Data entries:
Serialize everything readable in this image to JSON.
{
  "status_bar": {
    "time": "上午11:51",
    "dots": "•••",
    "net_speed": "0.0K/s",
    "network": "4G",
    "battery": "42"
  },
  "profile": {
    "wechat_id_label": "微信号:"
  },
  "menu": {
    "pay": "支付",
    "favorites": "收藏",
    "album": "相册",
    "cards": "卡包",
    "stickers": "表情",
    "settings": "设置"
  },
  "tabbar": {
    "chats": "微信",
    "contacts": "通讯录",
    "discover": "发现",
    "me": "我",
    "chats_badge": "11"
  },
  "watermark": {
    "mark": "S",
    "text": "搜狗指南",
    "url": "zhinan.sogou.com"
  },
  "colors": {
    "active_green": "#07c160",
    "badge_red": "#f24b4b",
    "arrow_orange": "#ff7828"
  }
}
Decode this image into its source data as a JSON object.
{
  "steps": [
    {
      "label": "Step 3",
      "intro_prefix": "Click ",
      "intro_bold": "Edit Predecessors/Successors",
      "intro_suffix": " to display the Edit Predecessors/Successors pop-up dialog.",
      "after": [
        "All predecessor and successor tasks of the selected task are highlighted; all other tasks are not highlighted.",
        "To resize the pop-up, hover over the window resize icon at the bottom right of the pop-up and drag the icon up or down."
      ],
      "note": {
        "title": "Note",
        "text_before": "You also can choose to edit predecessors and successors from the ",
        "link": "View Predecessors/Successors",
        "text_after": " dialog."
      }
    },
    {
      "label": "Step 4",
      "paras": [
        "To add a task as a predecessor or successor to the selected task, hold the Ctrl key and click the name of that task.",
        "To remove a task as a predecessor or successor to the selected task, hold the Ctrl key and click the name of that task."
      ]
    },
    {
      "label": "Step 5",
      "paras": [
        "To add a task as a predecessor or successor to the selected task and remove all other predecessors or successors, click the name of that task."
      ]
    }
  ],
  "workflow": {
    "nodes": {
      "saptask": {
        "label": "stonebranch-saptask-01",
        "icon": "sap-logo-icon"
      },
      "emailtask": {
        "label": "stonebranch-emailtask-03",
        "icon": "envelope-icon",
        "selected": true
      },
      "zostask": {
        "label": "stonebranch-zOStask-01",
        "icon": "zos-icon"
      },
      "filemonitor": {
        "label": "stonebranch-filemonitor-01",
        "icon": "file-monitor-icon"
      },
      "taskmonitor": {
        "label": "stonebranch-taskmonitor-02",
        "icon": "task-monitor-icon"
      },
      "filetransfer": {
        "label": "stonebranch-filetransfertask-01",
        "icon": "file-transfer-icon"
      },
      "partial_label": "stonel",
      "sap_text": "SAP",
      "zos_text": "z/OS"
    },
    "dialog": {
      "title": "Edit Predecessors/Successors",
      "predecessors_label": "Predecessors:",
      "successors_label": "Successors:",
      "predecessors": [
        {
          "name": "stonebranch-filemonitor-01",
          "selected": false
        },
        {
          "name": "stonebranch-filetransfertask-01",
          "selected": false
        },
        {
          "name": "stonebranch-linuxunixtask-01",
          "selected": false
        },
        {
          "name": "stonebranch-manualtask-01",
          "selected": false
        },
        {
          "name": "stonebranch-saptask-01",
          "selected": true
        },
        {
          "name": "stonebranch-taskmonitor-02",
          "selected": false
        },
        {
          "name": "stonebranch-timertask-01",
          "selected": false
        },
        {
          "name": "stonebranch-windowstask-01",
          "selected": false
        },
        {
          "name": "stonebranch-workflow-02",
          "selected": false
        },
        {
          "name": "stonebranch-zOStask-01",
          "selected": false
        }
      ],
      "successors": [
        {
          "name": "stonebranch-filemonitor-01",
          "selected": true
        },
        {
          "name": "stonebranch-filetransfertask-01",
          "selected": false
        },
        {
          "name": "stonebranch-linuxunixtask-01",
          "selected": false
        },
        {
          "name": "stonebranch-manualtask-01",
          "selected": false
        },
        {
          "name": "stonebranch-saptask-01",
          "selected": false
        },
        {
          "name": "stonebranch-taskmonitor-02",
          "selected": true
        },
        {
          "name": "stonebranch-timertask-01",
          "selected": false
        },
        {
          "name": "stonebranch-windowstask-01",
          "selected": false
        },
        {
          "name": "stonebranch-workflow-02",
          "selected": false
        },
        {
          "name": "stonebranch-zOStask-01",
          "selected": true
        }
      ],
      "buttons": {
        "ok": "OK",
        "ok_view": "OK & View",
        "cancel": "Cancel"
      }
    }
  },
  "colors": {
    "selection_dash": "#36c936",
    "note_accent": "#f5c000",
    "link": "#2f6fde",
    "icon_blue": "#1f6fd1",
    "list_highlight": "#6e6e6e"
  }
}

Goal:
Which lines of the data above contain "hold"? Copy each one.

Task output:
        "To add a task as a predecessor or successor to the selected task, hold the Ctrl key and click the name of that task.",
        "To remove a task as a predecessor or successor to the selected task, hold the Ctrl key and click the name of that task."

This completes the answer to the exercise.